┌────────

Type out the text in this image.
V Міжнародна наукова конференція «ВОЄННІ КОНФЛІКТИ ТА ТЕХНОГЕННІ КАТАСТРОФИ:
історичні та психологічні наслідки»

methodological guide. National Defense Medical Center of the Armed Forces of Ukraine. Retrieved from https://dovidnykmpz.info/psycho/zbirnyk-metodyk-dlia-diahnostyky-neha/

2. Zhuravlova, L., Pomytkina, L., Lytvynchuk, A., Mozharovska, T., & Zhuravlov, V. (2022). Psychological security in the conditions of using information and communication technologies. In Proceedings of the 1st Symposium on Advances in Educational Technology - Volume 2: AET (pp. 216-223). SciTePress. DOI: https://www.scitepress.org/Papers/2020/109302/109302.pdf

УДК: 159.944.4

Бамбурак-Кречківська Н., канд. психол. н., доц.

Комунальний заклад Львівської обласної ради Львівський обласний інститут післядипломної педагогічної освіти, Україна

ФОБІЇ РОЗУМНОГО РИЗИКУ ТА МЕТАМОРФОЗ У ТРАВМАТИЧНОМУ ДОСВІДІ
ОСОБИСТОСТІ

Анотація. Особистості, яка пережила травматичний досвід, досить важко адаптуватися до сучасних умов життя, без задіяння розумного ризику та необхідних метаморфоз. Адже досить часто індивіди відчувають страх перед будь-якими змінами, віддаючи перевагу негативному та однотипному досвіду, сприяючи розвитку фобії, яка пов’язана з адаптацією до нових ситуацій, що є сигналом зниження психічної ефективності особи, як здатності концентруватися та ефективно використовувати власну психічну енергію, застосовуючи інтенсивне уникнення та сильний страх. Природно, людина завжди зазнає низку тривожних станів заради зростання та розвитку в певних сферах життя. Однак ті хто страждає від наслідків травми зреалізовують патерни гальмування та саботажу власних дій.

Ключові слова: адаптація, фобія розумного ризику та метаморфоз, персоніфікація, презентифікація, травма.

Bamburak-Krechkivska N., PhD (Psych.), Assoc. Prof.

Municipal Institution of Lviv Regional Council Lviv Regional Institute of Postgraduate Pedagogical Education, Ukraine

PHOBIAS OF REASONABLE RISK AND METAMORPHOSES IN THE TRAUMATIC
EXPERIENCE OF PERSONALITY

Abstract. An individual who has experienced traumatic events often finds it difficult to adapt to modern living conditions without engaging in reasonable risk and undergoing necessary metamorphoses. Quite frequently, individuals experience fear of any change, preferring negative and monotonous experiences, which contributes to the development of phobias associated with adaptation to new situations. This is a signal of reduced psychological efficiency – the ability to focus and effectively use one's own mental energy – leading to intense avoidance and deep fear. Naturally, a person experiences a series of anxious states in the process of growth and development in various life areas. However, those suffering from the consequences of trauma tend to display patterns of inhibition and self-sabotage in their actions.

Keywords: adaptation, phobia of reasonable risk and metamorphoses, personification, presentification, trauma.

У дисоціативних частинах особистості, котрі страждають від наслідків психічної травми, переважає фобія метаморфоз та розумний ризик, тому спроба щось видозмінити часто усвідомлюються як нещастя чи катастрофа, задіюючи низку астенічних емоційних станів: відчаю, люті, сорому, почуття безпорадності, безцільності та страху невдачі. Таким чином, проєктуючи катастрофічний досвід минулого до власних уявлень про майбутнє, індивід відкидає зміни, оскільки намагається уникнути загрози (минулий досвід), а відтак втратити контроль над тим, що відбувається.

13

└────────
┌────────

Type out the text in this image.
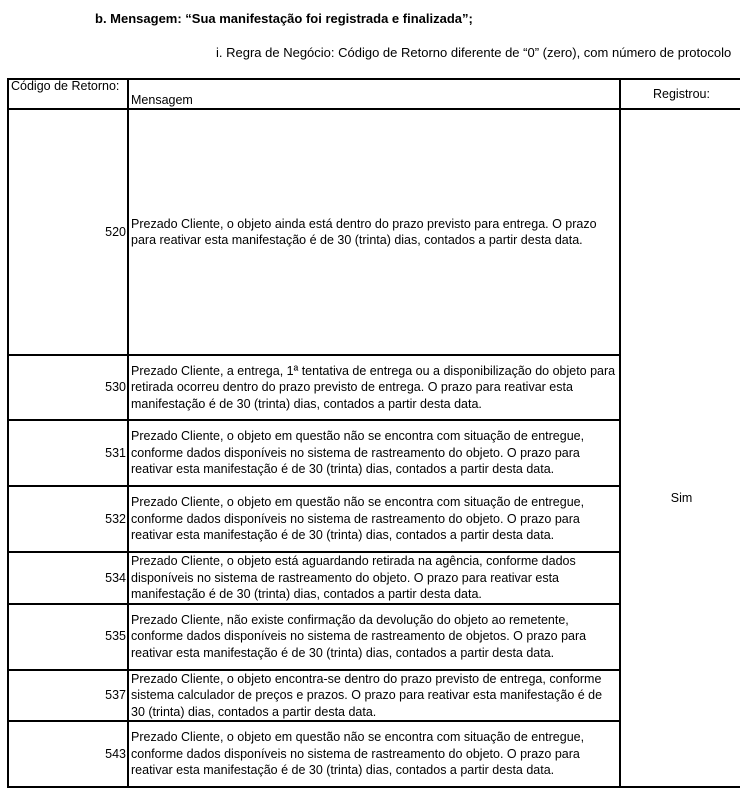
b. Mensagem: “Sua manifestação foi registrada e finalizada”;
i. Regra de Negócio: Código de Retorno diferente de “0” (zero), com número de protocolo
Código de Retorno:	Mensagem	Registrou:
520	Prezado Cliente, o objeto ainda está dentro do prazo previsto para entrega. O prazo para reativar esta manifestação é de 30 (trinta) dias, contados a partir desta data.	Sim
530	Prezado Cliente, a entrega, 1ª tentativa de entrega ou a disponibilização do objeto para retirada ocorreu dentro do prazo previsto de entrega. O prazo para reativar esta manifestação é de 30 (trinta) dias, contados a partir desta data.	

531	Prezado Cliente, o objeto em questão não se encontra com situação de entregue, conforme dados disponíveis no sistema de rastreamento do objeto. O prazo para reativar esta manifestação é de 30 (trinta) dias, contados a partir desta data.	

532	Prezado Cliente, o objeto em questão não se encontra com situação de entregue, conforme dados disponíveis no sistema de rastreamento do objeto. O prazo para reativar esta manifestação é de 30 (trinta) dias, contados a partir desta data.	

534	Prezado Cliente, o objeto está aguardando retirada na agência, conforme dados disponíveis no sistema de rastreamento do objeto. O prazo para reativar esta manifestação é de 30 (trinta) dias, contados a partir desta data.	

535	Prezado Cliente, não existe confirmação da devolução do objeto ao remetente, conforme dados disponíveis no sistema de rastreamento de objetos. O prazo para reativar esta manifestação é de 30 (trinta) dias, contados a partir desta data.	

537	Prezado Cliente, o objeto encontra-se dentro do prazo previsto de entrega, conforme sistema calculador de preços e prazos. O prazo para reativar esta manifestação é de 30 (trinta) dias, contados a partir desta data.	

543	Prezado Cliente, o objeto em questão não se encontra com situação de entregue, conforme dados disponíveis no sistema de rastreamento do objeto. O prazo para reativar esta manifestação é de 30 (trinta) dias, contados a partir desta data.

└────────
┌────────

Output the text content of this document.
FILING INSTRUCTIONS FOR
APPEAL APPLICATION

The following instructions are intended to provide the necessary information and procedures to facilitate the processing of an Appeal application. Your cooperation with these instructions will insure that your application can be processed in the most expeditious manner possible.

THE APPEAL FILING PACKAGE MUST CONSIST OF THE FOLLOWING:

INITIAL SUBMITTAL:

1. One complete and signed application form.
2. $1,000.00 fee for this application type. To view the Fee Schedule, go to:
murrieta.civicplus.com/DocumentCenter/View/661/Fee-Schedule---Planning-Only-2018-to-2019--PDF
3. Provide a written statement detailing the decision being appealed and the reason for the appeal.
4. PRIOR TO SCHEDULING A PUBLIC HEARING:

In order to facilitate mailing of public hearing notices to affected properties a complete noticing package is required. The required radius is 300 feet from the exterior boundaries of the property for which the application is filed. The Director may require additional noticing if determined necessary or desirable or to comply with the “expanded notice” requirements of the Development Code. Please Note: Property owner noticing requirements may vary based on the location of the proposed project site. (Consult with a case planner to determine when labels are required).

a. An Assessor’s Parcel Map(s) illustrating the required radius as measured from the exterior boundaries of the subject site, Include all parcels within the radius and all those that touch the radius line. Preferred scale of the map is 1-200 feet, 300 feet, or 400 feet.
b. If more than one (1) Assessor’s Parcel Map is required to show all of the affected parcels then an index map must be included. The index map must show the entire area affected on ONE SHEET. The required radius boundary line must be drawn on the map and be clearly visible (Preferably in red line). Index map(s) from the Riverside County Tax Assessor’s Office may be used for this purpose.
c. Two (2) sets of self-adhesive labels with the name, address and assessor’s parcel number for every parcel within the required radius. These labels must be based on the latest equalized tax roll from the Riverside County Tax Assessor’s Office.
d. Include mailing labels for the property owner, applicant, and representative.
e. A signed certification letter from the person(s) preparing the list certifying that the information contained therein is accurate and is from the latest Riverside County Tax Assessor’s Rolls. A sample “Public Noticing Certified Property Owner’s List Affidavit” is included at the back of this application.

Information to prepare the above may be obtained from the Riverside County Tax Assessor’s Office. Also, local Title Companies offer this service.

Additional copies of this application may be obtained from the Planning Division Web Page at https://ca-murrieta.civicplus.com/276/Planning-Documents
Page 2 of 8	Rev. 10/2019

└────────

Work instructions | For the listing above, identify each line bearing "encontra".

Full output |
531	Prezado Cliente, o objeto em questão não se encontra com situação de entregue, conforme dados disponíveis no sistema de rastreamento do objeto. O prazo para reativar esta manifestação é de 30 (trinta) dias, contados a partir desta data.	
532	Prezado Cliente, o objeto em questão não se encontra com situação de entregue, conforme dados disponíveis no sistema de rastreamento do objeto. O prazo para reativar esta manifestação é de 30 (trinta) dias, contados a partir desta data.	
537	Prezado Cliente, o objeto encontra-se dentro do prazo previsto de entrega, conforme sistema calculador de preços e prazos. O prazo para reativar esta manifestação é de 30 (trinta) dias, contados a partir desta data.	
543	Prezado Cliente, o objeto em questão não se encontra com situação de entregue, conforme dados disponíveis no sistema de rastreamento do objeto. O prazo para reativar esta manifestação é de 30 (trinta) dias, contados a partir desta data.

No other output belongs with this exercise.